-- Material supplied start --
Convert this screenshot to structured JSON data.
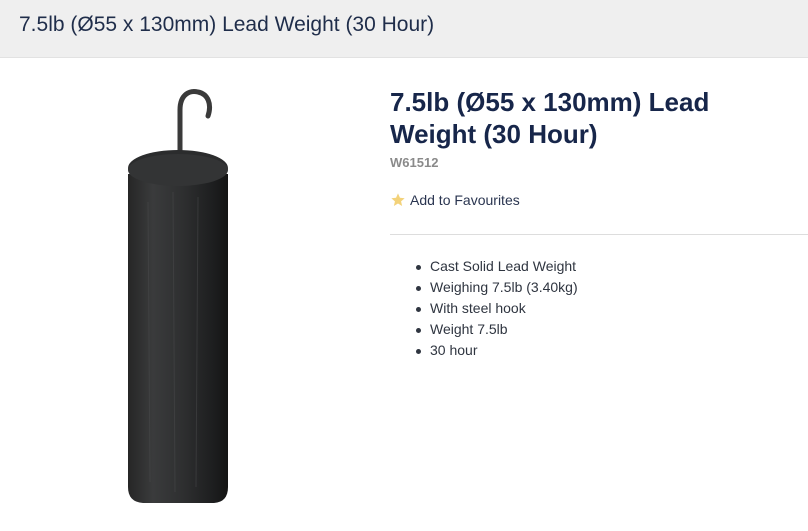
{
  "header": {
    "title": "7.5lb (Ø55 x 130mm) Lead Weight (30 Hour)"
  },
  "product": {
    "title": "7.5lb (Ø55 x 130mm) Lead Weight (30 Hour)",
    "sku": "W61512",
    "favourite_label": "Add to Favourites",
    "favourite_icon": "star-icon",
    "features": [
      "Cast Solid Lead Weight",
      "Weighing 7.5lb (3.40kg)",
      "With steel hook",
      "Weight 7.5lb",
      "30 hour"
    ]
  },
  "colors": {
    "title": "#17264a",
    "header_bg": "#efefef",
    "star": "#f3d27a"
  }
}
-- Material supplied end --
-- Material supplied start --
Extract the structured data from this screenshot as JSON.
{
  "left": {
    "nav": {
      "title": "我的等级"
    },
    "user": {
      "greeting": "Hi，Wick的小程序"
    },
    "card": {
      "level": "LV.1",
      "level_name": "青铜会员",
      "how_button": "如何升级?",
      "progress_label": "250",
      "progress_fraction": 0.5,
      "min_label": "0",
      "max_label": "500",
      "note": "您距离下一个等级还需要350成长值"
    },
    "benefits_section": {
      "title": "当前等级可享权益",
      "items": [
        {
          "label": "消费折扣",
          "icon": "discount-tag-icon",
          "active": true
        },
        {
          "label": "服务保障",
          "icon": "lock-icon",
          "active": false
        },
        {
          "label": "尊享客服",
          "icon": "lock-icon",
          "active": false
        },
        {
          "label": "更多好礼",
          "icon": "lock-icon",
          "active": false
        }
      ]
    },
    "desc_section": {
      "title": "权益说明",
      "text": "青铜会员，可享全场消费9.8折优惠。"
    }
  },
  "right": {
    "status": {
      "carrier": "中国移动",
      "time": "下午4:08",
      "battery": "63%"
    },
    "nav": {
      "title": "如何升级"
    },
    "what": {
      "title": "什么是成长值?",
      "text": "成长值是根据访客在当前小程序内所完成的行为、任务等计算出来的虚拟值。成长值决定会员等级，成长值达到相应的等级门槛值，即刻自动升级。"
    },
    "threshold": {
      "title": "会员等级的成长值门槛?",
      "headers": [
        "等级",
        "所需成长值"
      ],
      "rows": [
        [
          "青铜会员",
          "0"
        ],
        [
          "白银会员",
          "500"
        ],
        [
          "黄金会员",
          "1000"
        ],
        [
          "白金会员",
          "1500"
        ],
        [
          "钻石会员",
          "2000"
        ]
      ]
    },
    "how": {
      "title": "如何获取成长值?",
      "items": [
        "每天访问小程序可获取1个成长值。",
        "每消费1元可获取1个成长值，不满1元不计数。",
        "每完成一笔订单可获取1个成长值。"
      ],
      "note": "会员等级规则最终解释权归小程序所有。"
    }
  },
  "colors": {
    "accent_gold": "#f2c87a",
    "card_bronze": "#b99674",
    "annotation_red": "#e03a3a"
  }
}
-- Material supplied end --
Required work: Copy and report every line where the word "note" is present.

Exercise output:
      "note": "您距离下一个等级还需要350成长值"
      "note": "会员等级规则最终解释权归小程序所有。"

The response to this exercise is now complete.